→ INPUT RECORDS:

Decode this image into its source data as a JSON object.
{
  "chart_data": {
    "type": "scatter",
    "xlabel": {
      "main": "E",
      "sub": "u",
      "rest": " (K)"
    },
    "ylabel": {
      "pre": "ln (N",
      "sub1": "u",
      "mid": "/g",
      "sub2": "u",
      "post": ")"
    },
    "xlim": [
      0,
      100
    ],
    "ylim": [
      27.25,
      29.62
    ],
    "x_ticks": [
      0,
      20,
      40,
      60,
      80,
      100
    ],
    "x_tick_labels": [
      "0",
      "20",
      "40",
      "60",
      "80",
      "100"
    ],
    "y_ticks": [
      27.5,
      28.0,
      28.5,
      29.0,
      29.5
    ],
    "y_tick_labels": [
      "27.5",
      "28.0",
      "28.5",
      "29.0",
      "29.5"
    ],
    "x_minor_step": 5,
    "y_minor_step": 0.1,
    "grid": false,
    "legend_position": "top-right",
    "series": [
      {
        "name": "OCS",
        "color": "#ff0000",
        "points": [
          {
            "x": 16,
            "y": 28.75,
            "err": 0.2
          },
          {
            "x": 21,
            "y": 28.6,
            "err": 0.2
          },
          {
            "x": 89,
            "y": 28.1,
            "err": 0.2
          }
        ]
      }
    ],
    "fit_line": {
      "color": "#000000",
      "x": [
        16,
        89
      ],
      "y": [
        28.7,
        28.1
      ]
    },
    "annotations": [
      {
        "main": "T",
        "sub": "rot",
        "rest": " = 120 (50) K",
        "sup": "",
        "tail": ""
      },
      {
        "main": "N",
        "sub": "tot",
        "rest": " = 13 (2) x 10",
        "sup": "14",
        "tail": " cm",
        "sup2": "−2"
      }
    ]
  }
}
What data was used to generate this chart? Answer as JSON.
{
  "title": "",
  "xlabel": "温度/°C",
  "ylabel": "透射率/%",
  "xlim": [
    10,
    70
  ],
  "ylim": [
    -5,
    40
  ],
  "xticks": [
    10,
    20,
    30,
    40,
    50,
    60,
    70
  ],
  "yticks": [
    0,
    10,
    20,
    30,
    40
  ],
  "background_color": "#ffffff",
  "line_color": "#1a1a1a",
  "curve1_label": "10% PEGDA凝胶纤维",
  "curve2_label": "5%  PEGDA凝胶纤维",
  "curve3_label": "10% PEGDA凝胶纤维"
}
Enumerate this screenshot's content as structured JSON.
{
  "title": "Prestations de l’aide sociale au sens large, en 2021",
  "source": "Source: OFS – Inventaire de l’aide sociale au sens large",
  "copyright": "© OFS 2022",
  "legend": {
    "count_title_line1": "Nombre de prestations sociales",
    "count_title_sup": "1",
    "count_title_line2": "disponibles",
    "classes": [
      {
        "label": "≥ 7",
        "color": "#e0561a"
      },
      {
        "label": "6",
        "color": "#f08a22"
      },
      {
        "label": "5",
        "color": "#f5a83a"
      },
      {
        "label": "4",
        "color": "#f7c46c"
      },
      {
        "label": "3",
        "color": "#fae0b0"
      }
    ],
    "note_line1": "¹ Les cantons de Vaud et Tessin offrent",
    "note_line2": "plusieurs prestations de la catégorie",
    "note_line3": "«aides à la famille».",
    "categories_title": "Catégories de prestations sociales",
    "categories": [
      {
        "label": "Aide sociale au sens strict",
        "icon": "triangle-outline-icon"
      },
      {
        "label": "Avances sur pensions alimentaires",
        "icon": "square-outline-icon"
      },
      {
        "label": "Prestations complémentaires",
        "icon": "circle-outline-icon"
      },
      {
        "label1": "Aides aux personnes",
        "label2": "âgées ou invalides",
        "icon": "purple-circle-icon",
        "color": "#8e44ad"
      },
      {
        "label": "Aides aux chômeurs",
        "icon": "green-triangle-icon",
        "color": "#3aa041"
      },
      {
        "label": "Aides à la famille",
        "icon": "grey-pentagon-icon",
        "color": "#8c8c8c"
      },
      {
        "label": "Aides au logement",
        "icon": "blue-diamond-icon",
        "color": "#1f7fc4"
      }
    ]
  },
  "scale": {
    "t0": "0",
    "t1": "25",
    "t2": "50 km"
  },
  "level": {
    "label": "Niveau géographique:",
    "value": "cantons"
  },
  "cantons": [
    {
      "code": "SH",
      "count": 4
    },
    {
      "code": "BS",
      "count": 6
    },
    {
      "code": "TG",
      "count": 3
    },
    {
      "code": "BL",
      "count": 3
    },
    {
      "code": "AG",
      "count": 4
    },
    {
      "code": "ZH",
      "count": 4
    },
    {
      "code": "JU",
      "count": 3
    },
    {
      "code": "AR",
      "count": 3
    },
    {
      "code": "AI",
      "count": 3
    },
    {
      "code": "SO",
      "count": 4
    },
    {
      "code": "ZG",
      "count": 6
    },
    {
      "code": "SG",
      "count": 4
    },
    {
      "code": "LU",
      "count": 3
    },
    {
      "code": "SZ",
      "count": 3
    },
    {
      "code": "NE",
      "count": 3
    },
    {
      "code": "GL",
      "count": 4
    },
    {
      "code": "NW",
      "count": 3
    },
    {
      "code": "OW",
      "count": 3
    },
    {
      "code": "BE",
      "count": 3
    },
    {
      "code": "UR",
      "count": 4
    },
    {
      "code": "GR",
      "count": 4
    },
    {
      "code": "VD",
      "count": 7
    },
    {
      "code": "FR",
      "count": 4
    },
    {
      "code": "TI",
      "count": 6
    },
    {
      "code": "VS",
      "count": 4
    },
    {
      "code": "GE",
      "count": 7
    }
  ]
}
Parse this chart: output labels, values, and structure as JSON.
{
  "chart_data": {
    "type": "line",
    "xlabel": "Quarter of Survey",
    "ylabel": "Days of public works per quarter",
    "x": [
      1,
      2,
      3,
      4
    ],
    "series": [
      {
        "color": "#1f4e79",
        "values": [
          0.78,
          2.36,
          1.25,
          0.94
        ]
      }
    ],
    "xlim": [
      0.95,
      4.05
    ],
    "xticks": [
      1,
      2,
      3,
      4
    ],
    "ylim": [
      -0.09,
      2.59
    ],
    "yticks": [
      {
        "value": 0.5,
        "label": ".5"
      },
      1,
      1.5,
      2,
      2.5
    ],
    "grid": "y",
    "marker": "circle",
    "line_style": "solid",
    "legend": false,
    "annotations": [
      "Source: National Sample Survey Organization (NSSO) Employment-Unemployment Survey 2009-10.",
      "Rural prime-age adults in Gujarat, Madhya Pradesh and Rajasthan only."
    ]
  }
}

→ GOAL OF THE EXERCISE: Quote the material exactly, leaving nothing out.

→ SOLUTION TO THIS PROBLEM:
Decode this image into its source data as a JSON object.
{
  "chart_data": {
    "type": "scatter",
    "xlabel": {
      "main": "E",
      "sub": "u",
      "rest": " (K)"
    },
    "ylabel": {
      "pre": "ln (N",
      "sub1": "u",
      "mid": "/g",
      "sub2": "u",
      "post": ")"
    },
    "xlim": [
      0,
      100
    ],
    "ylim": [
      27.25,
      29.62
    ],
    "x_ticks": [
      0,
      20,
      40,
      60,
      80,
      100
    ],
    "x_tick_labels": [
      "0",
      "20",
      "40",
      "60",
      "80",
      "100"
    ],
    "y_ticks": [
      27.5,
      28.0,
      28.5,
      29.0,
      29.5
    ],
    "y_tick_labels": [
      "27.5",
      "28.0",
      "28.5",
      "29.0",
      "29.5"
    ],
    "x_minor_step": 5,
    "y_minor_step": 0.1,
    "grid": false,
    "legend_position": "top-right",
    "series": [
      {
        "name": "OCS",
        "color": "#ff0000",
        "points": [
          {
            "x": 16,
            "y": 28.75,
            "err": 0.2
          },
          {
            "x": 21,
            "y": 28.6,
            "err": 0.2
          },
          {
            "x": 89,
            "y": 28.1,
            "err": 0.2
          }
        ]
      }
    ],
    "fit_line": {
      "color": "#000000",
      "x": [
        16,
        89
      ],
      "y": [
        28.7,
        28.1
      ]
    },
    "annotations": [
      {
        "main": "T",
        "sub": "rot",
        "rest": " = 120 (50) K",
        "sup": "",
        "tail": ""
      },
      {
        "main": "N",
        "sub": "tot",
        "rest": " = 13 (2) x 10",
        "sup": "14",
        "tail": " cm",
        "sup2": "−2"
      }
    ]
  }
}
What data was used to generate this chart? Answer as JSON.
{
  "title": "",
  "xlabel": "温度/°C",
  "ylabel": "透射率/%",
  "xlim": [
    10,
    70
  ],
  "ylim": [
    -5,
    40
  ],
  "xticks": [
    10,
    20,
    30,
    40,
    50,
    60,
    70
  ],
  "yticks": [
    0,
    10,
    20,
    30,
    40
  ],
  "background_color": "#ffffff",
  "line_color": "#1a1a1a",
  "curve1_label": "10% PEGDA凝胶纤维",
  "curve2_label": "5%  PEGDA凝胶纤维",
  "curve3_label": "10% PEGDA凝胶纤维"
}
Enumerate this screenshot's content as structured JSON.
{
  "title": "Prestations de l’aide sociale au sens large, en 2021",
  "source": "Source: OFS – Inventaire de l’aide sociale au sens large",
  "copyright": "© OFS 2022",
  "legend": {
    "count_title_line1": "Nombre de prestations sociales",
    "count_title_sup": "1",
    "count_title_line2": "disponibles",
    "classes": [
      {
        "label": "≥ 7",
        "color": "#e0561a"
      },
      {
        "label": "6",
        "color": "#f08a22"
      },
      {
        "label": "5",
        "color": "#f5a83a"
      },
      {
        "label": "4",
        "color": "#f7c46c"
      },
      {
        "label": "3",
        "color": "#fae0b0"
      }
    ],
    "note_line1": "¹ Les cantons de Vaud et Tessin offrent",
    "note_line2": "plusieurs prestations de la catégorie",
    "note_line3": "«aides à la famille».",
    "categories_title": "Catégories de prestations sociales",
    "categories": [
      {
        "label": "Aide sociale au sens strict",
        "icon": "triangle-outline-icon"
      },
      {
        "label": "Avances sur pensions alimentaires",
        "icon": "square-outline-icon"
      },
      {
        "label": "Prestations complémentaires",
        "icon": "circle-outline-icon"
      },
      {
        "label1": "Aides aux personnes",
        "label2": "âgées ou invalides",
        "icon": "purple-circle-icon",
        "color": "#8e44ad"
      },
      {
        "label": "Aides aux chômeurs",
        "icon": "green-triangle-icon",
        "color": "#3aa041"
      },
      {
        "label": "Aides à la famille",
        "icon": "grey-pentagon-icon",
        "color": "#8c8c8c"
      },
      {
        "label": "Aides au logement",
        "icon": "blue-diamond-icon",
        "color": "#1f7fc4"
      }
    ]
  },
  "scale": {
    "t0": "0",
    "t1": "25",
    "t2": "50 km"
  },
  "level": {
    "label": "Niveau géographique:",
    "value": "cantons"
  },
  "cantons": [
    {
      "code": "SH",
      "count": 4
    },
    {
      "code": "BS",
      "count": 6
    },
    {
      "code": "TG",
      "count": 3
    },
    {
      "code": "BL",
      "count": 3
    },
    {
      "code": "AG",
      "count": 4
    },
    {
      "code": "ZH",
      "count": 4
    },
    {
      "code": "JU",
      "count": 3
    },
    {
      "code": "AR",
      "count": 3
    },
    {
      "code": "AI",
      "count": 3
    },
    {
      "code": "SO",
      "count": 4
    },
    {
      "code": "ZG",
      "count": 6
    },
    {
      "code": "SG",
      "count": 4
    },
    {
      "code": "LU",
      "count": 3
    },
    {
      "code": "SZ",
      "count": 3
    },
    {
      "code": "NE",
      "count": 3
    },
    {
      "code": "GL",
      "count": 4
    },
    {
      "code": "NW",
      "count": 3
    },
    {
      "code": "OW",
      "count": 3
    },
    {
      "code": "BE",
      "count": 3
    },
    {
      "code": "UR",
      "count": 4
    },
    {
      "code": "GR",
      "count": 4
    },
    {
      "code": "VD",
      "count": 7
    },
    {
      "code": "FR",
      "count": 4
    },
    {
      "code": "TI",
      "count": 6
    },
    {
      "code": "VS",
      "count": 4
    },
    {
      "code": "GE",
      "count": 7
    }
  ]
}
Parse this chart: output labels, values, and structure as JSON.
{
  "chart_data": {
    "type": "line",
    "xlabel": "Quarter of Survey",
    "ylabel": "Days of public works per quarter",
    "x": [
      1,
      2,
      3,
      4
    ],
    "series": [
      {
        "color": "#1f4e79",
        "values": [
          0.78,
          2.36,
          1.25,
          0.94
        ]
      }
    ],
    "xlim": [
      0.95,
      4.05
    ],
    "xticks": [
      1,
      2,
      3,
      4
    ],
    "ylim": [
      -0.09,
      2.59
    ],
    "yticks": [
      {
        "value": 0.5,
        "label": ".5"
      },
      1,
      1.5,
      2,
      2.5
    ],
    "grid": "y",
    "marker": "circle",
    "line_style": "solid",
    "legend": false,
    "annotations": [
      "Source: National Sample Survey Organization (NSSO) Employment-Unemployment Survey 2009-10.",
      "Rural prime-age adults in Gujarat, Madhya Pradesh and Rajasthan only."
    ]
  }
}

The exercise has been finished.